** start Given data **

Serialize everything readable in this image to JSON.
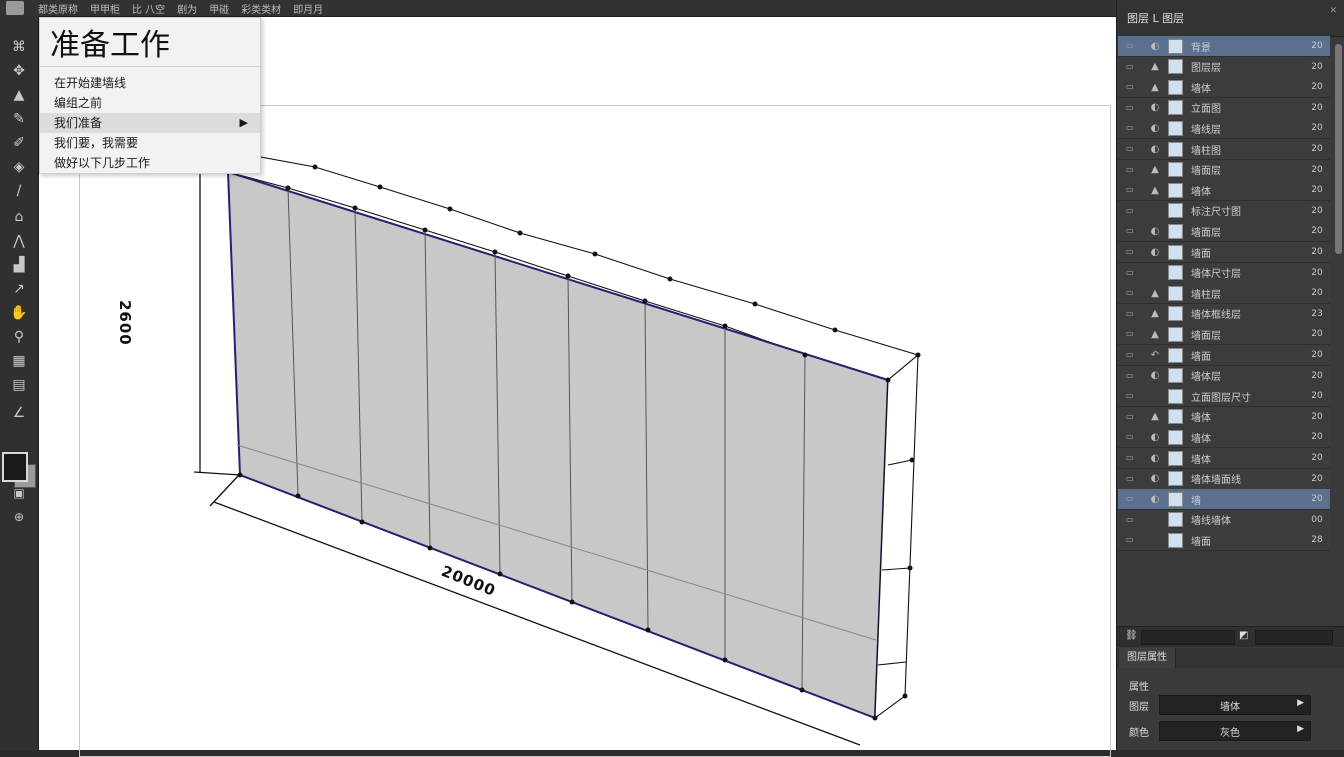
{
  "menubar": {
    "items": [
      "都类原称",
      "甲甲柜",
      "比 八空",
      "剧为",
      "甲碰",
      "彩类类材",
      "即月月"
    ]
  },
  "tools": [
    {
      "icon": "lasso-icon",
      "glyph": "⌘"
    },
    {
      "icon": "move-icon",
      "glyph": "✥"
    },
    {
      "icon": "shape-icon",
      "glyph": "▲"
    },
    {
      "icon": "brush-icon",
      "glyph": "✎"
    },
    {
      "icon": "eraser-icon",
      "glyph": "✐"
    },
    {
      "icon": "bucket-icon",
      "glyph": "◈"
    },
    {
      "icon": "pen-icon",
      "glyph": "/"
    },
    {
      "icon": "wall-tool-icon",
      "glyph": "⌂"
    },
    {
      "icon": "line-tool-icon",
      "glyph": "⋀"
    },
    {
      "icon": "stamp-icon",
      "glyph": "▟"
    },
    {
      "icon": "curve-icon",
      "glyph": "↗"
    },
    {
      "icon": "hand-icon",
      "glyph": "✋"
    },
    {
      "icon": "zoom-icon",
      "glyph": "⚲"
    },
    {
      "icon": "grid-icon",
      "glyph": "▦"
    },
    {
      "icon": "text-icon",
      "glyph": "▤"
    },
    {
      "icon": "angle-icon",
      "glyph": "∠"
    }
  ],
  "context_menu": {
    "title": "准备工作",
    "items": [
      {
        "label": "在开始建墙线",
        "submenu": false
      },
      {
        "label": "编组之前",
        "submenu": false
      },
      {
        "label": "我们准备",
        "submenu": true,
        "highlighted": true
      },
      {
        "label": "我们要，我需要",
        "submenu": false
      },
      {
        "label": "做好以下几步工作",
        "submenu": false
      }
    ]
  },
  "drawing": {
    "height_dim": "2600",
    "width_dim": "20000",
    "wall_fill": "#c8c8c8",
    "edge_color": "#2a1e6e"
  },
  "layers_panel": {
    "header": "图层  L 图层",
    "layers": [
      {
        "name": "背景",
        "value": "20",
        "selected": true,
        "fx": "◐"
      },
      {
        "name": "图层层",
        "value": "20",
        "selected": false,
        "fx": "▲"
      },
      {
        "name": "墙体",
        "value": "20",
        "selected": false,
        "fx": "▲"
      },
      {
        "name": "立面图",
        "value": "20",
        "selected": false,
        "fx": "◐"
      },
      {
        "name": "墙线层",
        "value": "20",
        "selected": false,
        "fx": "◐"
      },
      {
        "name": "墙柱图",
        "value": "20",
        "selected": false,
        "fx": "◐"
      },
      {
        "name": "墙面层",
        "value": "20",
        "selected": false,
        "fx": "▲"
      },
      {
        "name": "墙体",
        "value": "20",
        "selected": false,
        "fx": "▲"
      },
      {
        "name": "标注尺寸图",
        "value": "20",
        "selected": false,
        "fx": ""
      },
      {
        "name": "墙面层",
        "value": "20",
        "selected": false,
        "fx": "◐"
      },
      {
        "name": "墙面",
        "value": "20",
        "selected": false,
        "fx": "◐"
      },
      {
        "name": "墙体尺寸层",
        "value": "20",
        "selected": false,
        "fx": ""
      },
      {
        "name": "墙柱层",
        "value": "20",
        "selected": false,
        "fx": "▲"
      },
      {
        "name": "墙体框线层",
        "value": "23",
        "selected": false,
        "fx": "▲"
      },
      {
        "name": "墙面层",
        "value": "20",
        "selected": false,
        "fx": "▲"
      },
      {
        "name": "墙面",
        "value": "20",
        "selected": false,
        "fx": "↶"
      },
      {
        "name": "墙体层",
        "value": "20",
        "selected": false,
        "fx": "◐"
      },
      {
        "name": "立面图层尺寸",
        "value": "20",
        "selected": false,
        "fx": ""
      },
      {
        "name": "墙体",
        "value": "20",
        "selected": false,
        "fx": "▲"
      },
      {
        "name": "墙体",
        "value": "20",
        "selected": false,
        "fx": "◐"
      },
      {
        "name": "墙体",
        "value": "20",
        "selected": false,
        "fx": "◐"
      },
      {
        "name": "墙体墙面线",
        "value": "20",
        "selected": false,
        "fx": "◐"
      },
      {
        "name": "墙",
        "value": "20",
        "selected": true,
        "fx": "◐"
      },
      {
        "name": "墙线墙体",
        "value": "00",
        "selected": false,
        "fx": ""
      },
      {
        "name": "墙面",
        "value": "28",
        "selected": false,
        "fx": ""
      }
    ]
  },
  "properties": {
    "tab": "图层属性",
    "section": "属性",
    "rows": [
      {
        "label": "图层",
        "value": "墙体"
      },
      {
        "label": "颜色",
        "value": "灰色"
      }
    ]
  }
}
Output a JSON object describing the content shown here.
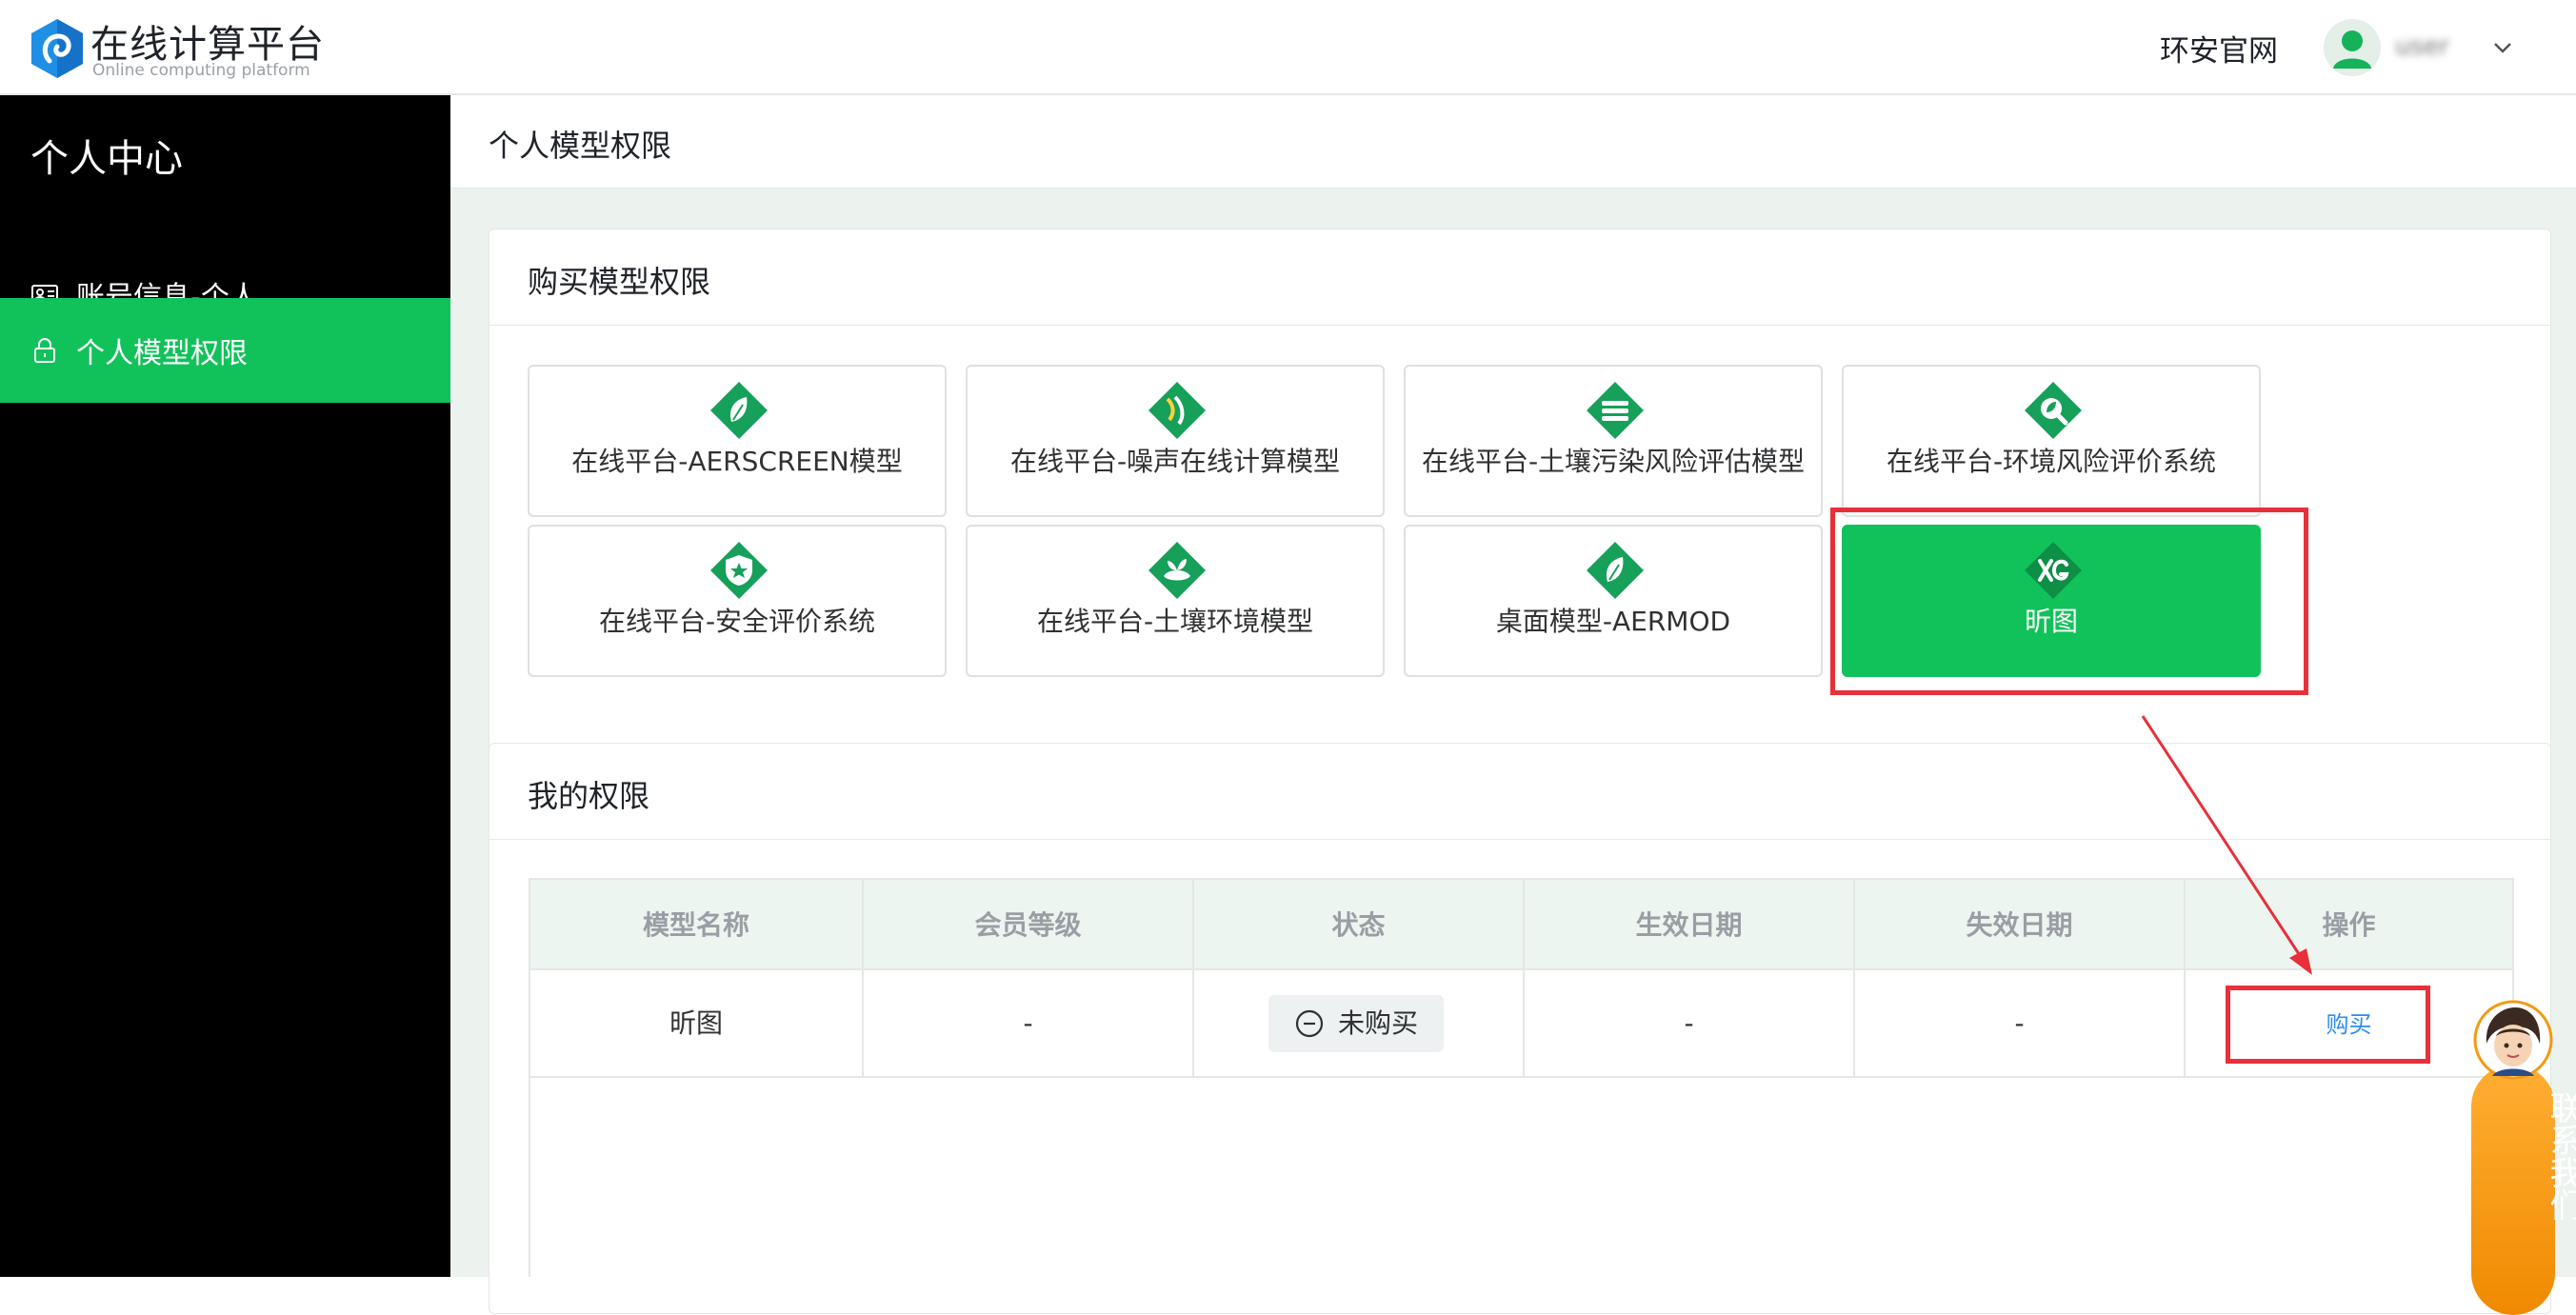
{
  "header": {
    "brand_title": "在线计算平台",
    "brand_subtitle": "Online computing platform",
    "official_link": "环安官网",
    "username": "user"
  },
  "sidebar": {
    "title": "个人中心",
    "items": [
      {
        "label": "账号信息-个人",
        "icon": "id-card-icon",
        "active": false
      },
      {
        "label": "个人模型权限",
        "icon": "lock-icon",
        "active": true
      }
    ]
  },
  "page": {
    "title": "个人模型权限"
  },
  "purchase_section": {
    "title": "购买模型权限",
    "models": [
      {
        "label": "在线平台-AERSCREEN模型",
        "icon": "leaf-icon"
      },
      {
        "label": "在线平台-噪声在线计算模型",
        "icon": "noise-wave-icon"
      },
      {
        "label": "在线平台-土壤污染风险评估模型",
        "icon": "soil-layers-icon"
      },
      {
        "label": "在线平台-环境风险评价系统",
        "icon": "magnifier-leaf-icon"
      },
      {
        "label": "在线平台-安全评价系统",
        "icon": "shield-star-icon"
      },
      {
        "label": "在线平台-土壤环境模型",
        "icon": "sprout-icon"
      },
      {
        "label": "桌面模型-AERMOD",
        "icon": "leaf-icon"
      },
      {
        "label": "昕图",
        "icon": "xg-logo-icon",
        "selected": true
      }
    ]
  },
  "permissions_section": {
    "title": "我的权限",
    "columns": [
      "模型名称",
      "会员等级",
      "状态",
      "生效日期",
      "失效日期",
      "操作"
    ],
    "rows": [
      {
        "name": "昕图",
        "level": "-",
        "status": "未购买",
        "start": "-",
        "end": "-",
        "action": "购买"
      }
    ]
  },
  "contact_widget": {
    "label": "联系我们"
  },
  "colors": {
    "accent": "#11c25a",
    "icon_green": "#16a05a",
    "annotation_red": "#e8303a",
    "link_blue": "#2d8cf0",
    "sidebar_bg": "#000000",
    "contact_orange": "#f39a12"
  }
}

** end Given data **

** Goal **
Gather each line holding the string "true".

** Finished task **
        "submenu": true,
        "highlighted": true
        "selected": true,
        "selected": true,
        "active": true
        "selected": true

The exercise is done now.